▶ [What you have to do]
Copy out every record below with complete accuracy.

▶ [Material]
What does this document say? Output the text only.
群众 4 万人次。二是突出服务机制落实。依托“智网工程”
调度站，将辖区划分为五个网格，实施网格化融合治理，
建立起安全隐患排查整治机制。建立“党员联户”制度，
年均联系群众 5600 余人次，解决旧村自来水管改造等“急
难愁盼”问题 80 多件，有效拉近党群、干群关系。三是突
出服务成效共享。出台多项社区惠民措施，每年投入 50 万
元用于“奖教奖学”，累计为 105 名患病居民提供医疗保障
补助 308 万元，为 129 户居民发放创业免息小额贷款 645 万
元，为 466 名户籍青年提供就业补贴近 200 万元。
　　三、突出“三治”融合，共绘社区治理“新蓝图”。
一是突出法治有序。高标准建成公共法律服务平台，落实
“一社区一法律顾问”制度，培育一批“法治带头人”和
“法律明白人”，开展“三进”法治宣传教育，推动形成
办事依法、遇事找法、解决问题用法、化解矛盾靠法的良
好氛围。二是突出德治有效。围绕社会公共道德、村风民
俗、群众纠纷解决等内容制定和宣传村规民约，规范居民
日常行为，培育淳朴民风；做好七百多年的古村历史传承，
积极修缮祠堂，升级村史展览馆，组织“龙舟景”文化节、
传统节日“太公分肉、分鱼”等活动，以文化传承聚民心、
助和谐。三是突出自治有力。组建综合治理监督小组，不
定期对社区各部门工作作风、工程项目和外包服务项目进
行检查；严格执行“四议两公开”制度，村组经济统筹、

▶ [Solved exercise]
What does this document say? Output the text only.
群众 4 万人次。二是突出服务机制落实。依托“智网工程”
调度站，将辖区划分为五个网格，实施网格化融合治理，
建立起安全隐患排查整治机制。建立“党员联户”制度，
年均联系群众 5600 余人次，解决旧村自来水管改造等“急
难愁盼”问题 80 多件，有效拉近党群、干群关系。三是突
出服务成效共享。出台多项社区惠民措施，每年投入 50 万
元用于“奖教奖学”，累计为 105 名患病居民提供医疗保障
补助 308 万元，为 129 户居民发放创业免息小额贷款 645 万
元，为 466 名户籍青年提供就业补贴近 200 万元。
　　三、突出“三治”融合，共绘社区治理“新蓝图”。
一是突出法治有序。高标准建成公共法律服务平台，落实
“一社区一法律顾问”制度，培育一批“法治带头人”和
“法律明白人”，开展“三进”法治宣传教育，推动形成
办事依法、遇事找法、解决问题用法、化解矛盾靠法的良
好氛围。二是突出德治有效。围绕社会公共道德、村风民
俗、群众纠纷解决等内容制定和宣传村规民约，规范居民
日常行为，培育淳朴民风；做好七百多年的古村历史传承，
积极修缮祠堂，升级村史展览馆，组织“龙舟景”文化节、
传统节日“太公分肉、分鱼”等活动，以文化传承聚民心、
助和谐。三是突出自治有力。组建综合治理监督小组，不
定期对社区各部门工作作风、工程项目和外包服务项目进
行检查；严格执行“四议两公开”制度，村组经济统筹、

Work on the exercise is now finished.